Given task: Pull out every line below containing the word "type".

Input rows:
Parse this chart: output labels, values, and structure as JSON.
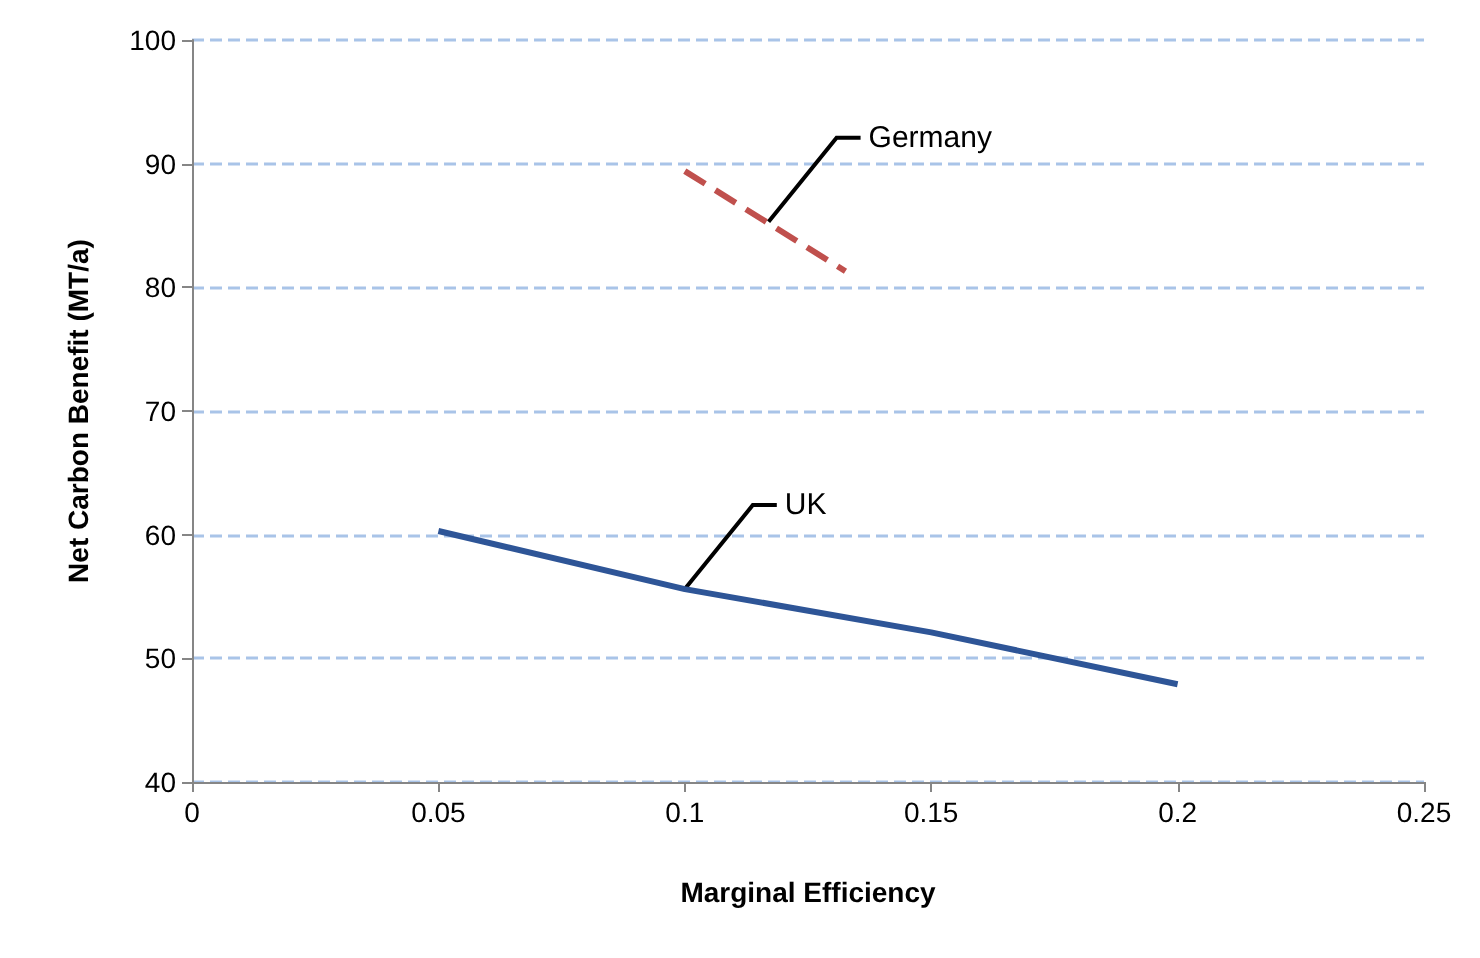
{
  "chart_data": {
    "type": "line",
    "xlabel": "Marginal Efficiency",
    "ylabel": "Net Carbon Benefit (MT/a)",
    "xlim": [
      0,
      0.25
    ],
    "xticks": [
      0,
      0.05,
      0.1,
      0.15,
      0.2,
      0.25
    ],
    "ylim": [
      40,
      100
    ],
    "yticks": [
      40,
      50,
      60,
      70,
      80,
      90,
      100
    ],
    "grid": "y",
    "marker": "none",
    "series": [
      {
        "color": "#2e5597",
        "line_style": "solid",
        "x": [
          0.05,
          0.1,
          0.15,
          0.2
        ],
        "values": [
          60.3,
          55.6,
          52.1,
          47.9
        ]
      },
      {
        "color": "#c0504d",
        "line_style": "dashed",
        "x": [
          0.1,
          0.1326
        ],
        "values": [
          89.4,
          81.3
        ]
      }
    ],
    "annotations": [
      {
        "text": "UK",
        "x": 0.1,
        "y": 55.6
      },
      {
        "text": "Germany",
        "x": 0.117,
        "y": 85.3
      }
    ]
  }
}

...

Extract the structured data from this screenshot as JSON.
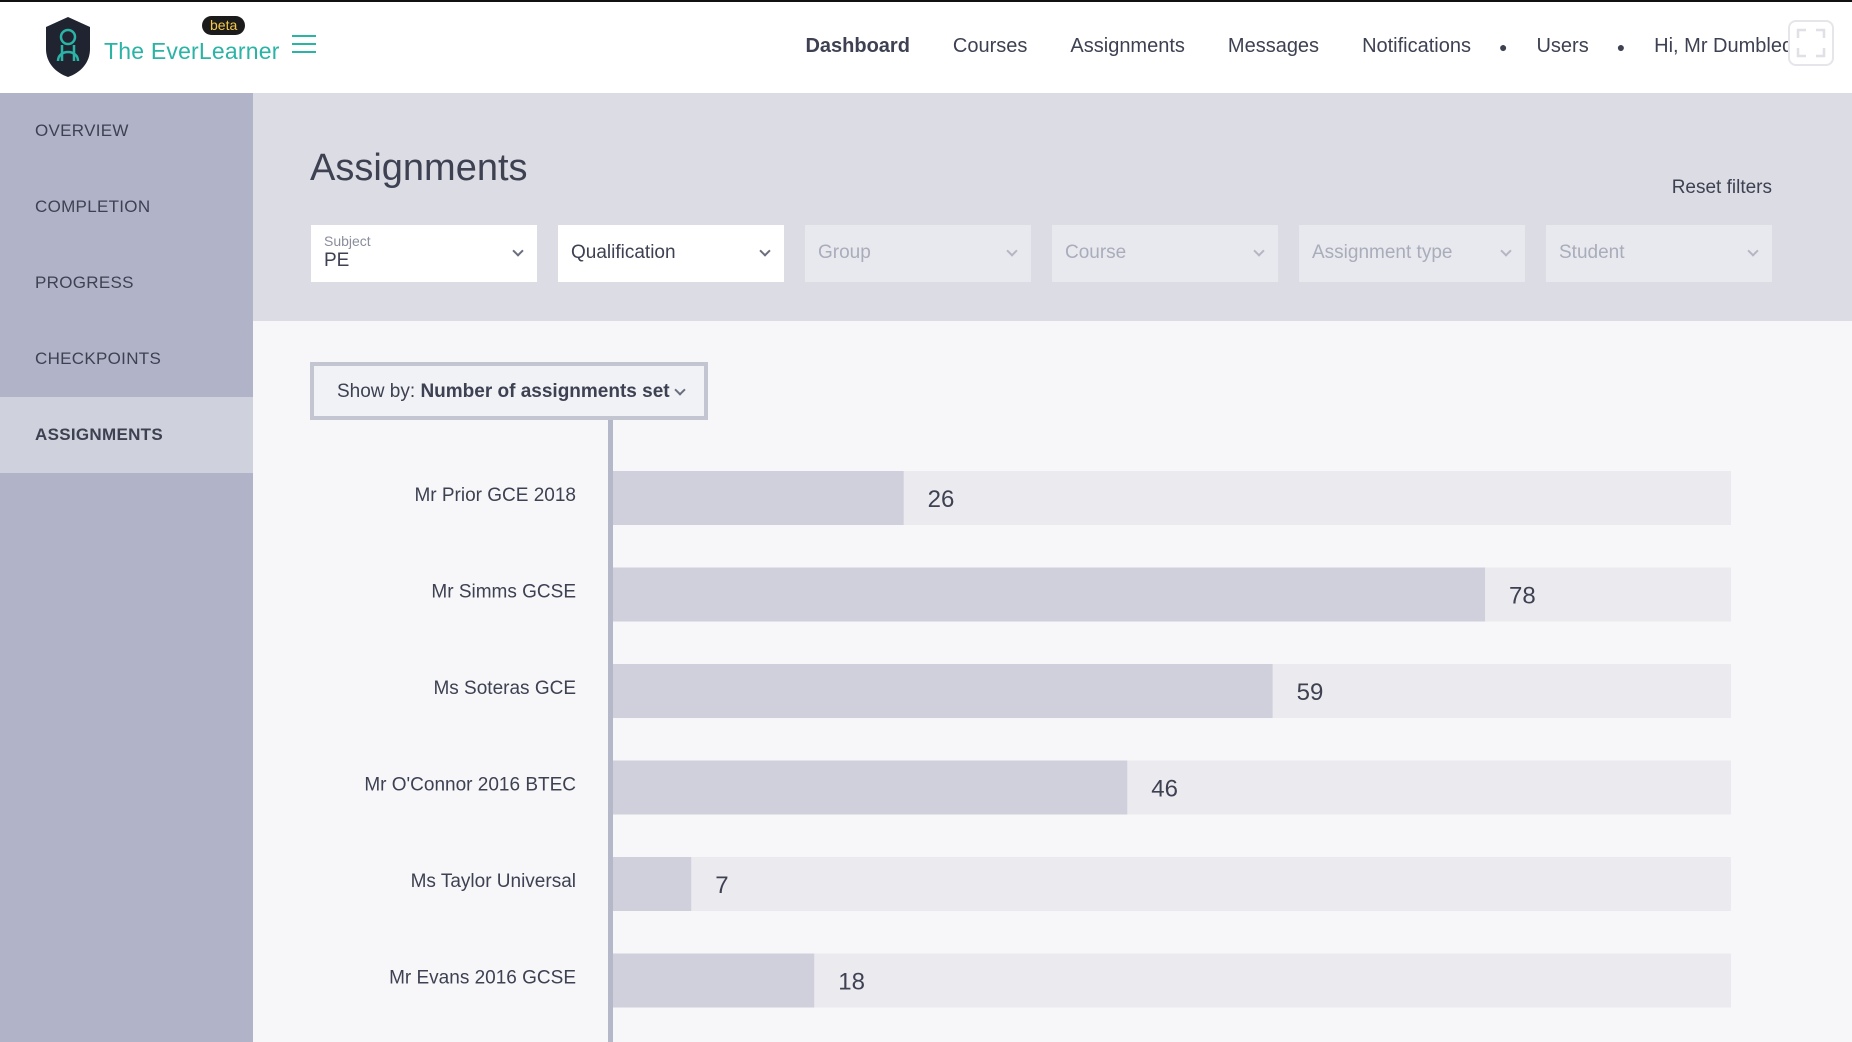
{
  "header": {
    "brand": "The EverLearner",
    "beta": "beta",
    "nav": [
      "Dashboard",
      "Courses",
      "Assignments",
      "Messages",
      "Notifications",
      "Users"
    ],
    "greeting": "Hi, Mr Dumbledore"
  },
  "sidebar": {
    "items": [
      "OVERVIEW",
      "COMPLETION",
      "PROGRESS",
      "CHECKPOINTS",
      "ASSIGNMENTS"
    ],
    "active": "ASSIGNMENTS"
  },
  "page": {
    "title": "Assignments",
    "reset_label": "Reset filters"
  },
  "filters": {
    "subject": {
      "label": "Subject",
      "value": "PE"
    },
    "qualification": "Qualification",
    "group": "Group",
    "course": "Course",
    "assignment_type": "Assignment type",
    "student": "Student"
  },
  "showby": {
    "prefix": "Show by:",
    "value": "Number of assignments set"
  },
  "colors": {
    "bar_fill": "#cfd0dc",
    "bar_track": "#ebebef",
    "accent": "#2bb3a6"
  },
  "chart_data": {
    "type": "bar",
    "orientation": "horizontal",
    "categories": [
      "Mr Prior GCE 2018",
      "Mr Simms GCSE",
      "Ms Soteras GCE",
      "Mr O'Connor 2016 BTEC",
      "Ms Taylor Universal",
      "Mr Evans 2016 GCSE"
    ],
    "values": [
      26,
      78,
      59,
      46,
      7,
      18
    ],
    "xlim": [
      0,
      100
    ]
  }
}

Written solution:
    "type": "line",
    "assignment_type": "Assignment type",
    "type": "bar",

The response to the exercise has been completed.